▸ GOAL: Turn the lines from the start of the records through the line containing "address-bar[interactable]: i Not" into a numbered list, leaving out any blank lines.

──────────

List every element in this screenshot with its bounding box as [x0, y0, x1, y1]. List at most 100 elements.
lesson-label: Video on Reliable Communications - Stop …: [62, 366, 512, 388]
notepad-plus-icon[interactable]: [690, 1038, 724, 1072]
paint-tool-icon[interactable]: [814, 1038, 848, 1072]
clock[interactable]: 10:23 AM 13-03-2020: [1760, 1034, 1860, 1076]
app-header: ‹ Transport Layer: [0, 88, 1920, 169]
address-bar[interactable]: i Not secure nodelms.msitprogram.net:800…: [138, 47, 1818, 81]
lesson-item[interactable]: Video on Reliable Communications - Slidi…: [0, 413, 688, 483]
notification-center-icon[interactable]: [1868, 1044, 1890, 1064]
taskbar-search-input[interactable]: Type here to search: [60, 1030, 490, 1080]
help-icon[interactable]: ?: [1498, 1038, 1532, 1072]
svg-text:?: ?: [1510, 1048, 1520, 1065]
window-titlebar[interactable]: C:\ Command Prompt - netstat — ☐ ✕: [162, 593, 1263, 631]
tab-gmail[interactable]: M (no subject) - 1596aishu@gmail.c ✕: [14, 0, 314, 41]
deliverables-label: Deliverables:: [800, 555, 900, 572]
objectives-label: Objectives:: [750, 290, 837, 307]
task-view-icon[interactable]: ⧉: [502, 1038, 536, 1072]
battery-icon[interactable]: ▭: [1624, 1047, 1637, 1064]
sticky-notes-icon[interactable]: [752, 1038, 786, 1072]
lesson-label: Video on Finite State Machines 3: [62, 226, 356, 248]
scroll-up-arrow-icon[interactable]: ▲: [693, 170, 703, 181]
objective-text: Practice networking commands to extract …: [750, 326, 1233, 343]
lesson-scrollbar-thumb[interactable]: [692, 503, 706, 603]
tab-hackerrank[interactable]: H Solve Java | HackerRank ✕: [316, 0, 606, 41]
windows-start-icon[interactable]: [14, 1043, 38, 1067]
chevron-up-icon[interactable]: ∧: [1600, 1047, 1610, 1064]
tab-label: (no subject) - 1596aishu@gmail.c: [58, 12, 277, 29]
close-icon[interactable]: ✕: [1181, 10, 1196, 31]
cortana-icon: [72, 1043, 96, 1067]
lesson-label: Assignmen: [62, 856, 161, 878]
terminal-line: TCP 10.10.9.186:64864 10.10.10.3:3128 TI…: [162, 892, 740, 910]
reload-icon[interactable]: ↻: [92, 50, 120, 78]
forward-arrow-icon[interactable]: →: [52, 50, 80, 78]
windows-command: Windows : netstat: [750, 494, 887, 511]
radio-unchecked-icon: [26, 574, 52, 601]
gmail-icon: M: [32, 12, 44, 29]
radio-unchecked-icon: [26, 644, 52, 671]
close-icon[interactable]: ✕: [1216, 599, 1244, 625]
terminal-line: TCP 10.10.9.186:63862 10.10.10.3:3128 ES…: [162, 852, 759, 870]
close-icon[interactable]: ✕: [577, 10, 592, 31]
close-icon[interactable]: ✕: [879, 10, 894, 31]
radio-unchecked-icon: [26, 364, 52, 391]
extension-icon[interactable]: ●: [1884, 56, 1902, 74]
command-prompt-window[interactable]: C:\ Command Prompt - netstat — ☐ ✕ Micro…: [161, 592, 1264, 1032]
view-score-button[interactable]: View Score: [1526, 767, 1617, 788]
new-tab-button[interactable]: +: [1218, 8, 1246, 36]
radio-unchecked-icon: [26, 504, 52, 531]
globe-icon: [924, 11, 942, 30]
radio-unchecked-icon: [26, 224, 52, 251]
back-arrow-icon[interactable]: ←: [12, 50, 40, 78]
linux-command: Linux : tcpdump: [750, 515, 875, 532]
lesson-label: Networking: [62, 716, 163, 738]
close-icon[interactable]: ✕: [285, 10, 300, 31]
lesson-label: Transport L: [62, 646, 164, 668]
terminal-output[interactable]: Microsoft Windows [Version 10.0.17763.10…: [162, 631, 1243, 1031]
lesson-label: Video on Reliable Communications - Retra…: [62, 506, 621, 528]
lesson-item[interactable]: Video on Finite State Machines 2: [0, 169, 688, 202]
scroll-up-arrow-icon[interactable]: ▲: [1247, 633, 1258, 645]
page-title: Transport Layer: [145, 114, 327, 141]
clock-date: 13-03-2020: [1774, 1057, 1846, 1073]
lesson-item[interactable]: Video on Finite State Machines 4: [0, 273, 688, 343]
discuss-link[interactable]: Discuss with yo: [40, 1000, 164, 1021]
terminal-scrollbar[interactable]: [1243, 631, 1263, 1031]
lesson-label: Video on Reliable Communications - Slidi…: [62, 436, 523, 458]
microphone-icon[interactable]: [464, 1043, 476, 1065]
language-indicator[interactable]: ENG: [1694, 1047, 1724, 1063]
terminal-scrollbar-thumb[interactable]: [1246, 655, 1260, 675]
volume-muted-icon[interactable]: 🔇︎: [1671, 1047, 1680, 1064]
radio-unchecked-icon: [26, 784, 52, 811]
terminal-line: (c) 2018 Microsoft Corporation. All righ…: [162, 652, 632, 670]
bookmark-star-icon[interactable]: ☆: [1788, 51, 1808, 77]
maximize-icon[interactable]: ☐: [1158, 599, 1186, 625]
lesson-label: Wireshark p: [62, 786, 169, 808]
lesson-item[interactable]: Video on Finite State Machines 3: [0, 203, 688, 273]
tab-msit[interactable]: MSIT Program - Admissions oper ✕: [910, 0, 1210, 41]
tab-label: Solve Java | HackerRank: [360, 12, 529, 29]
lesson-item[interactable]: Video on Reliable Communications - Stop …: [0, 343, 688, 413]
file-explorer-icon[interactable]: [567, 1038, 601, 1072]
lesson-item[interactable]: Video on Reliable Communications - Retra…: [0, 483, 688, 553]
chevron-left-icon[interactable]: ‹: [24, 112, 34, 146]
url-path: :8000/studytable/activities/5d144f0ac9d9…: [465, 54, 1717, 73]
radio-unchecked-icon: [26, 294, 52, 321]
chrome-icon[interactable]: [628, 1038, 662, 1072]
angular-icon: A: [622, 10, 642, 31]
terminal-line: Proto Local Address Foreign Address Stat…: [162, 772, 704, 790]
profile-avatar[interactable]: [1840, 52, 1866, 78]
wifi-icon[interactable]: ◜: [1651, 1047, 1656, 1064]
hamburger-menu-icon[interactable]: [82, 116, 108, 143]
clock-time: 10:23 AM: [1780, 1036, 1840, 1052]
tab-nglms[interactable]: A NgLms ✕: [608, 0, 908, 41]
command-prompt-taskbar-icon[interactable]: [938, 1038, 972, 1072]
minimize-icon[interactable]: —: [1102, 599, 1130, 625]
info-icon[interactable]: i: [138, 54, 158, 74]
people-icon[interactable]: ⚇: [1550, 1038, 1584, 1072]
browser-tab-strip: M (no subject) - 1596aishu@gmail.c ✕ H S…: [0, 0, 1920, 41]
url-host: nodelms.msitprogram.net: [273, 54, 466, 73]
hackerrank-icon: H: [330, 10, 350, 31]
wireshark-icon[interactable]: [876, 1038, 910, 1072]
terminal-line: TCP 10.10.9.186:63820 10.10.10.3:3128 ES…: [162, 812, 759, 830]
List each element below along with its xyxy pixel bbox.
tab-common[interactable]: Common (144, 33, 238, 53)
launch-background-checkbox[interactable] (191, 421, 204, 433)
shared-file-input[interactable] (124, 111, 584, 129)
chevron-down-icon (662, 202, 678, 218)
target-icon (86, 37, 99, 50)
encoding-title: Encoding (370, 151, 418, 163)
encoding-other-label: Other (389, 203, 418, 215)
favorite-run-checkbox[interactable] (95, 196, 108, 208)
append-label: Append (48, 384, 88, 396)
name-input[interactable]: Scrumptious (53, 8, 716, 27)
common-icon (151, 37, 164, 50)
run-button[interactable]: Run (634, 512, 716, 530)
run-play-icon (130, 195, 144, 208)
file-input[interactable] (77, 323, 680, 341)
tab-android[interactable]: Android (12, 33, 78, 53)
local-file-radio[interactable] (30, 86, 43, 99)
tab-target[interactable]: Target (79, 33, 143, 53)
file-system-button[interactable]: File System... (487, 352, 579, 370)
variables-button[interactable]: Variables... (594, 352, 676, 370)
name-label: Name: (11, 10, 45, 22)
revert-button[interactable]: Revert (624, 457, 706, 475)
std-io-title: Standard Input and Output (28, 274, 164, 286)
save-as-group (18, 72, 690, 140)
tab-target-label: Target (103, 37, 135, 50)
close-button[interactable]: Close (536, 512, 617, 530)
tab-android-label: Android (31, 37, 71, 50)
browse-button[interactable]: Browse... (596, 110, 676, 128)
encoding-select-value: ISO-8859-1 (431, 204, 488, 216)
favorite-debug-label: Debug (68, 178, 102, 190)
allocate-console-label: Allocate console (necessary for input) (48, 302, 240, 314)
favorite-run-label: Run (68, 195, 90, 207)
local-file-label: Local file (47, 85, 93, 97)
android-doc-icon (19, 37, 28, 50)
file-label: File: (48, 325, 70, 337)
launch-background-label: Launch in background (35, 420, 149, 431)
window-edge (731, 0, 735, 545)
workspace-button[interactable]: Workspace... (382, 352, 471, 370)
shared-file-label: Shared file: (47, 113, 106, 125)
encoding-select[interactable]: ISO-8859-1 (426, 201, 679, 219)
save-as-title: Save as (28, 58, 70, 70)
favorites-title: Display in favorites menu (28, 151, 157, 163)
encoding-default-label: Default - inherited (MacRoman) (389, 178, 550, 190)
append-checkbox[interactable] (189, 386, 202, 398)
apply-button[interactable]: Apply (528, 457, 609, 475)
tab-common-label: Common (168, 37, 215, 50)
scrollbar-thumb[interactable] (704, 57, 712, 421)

──────────

▸ EXPECTED OUTPUT:
1. List every element in this screenshot with its bounding box as [x0, y0, x1, y1]. List at most 100 elements.
2. lesson-label: Video on Reliable Communications - Stop …: [62, 366, 512, 388]
3. notepad-plus-icon[interactable]: [690, 1038, 724, 1072]
4. paint-tool-icon[interactable]: [814, 1038, 848, 1072]
5. clock[interactable]: 10:23 AM 13-03-2020: [1760, 1034, 1860, 1076]
6. app-header: ‹ Transport Layer: [0, 88, 1920, 169]
7. address-bar[interactable]: i Not secure nodelms.msitprogram.net:800…: [138, 47, 1818, 81]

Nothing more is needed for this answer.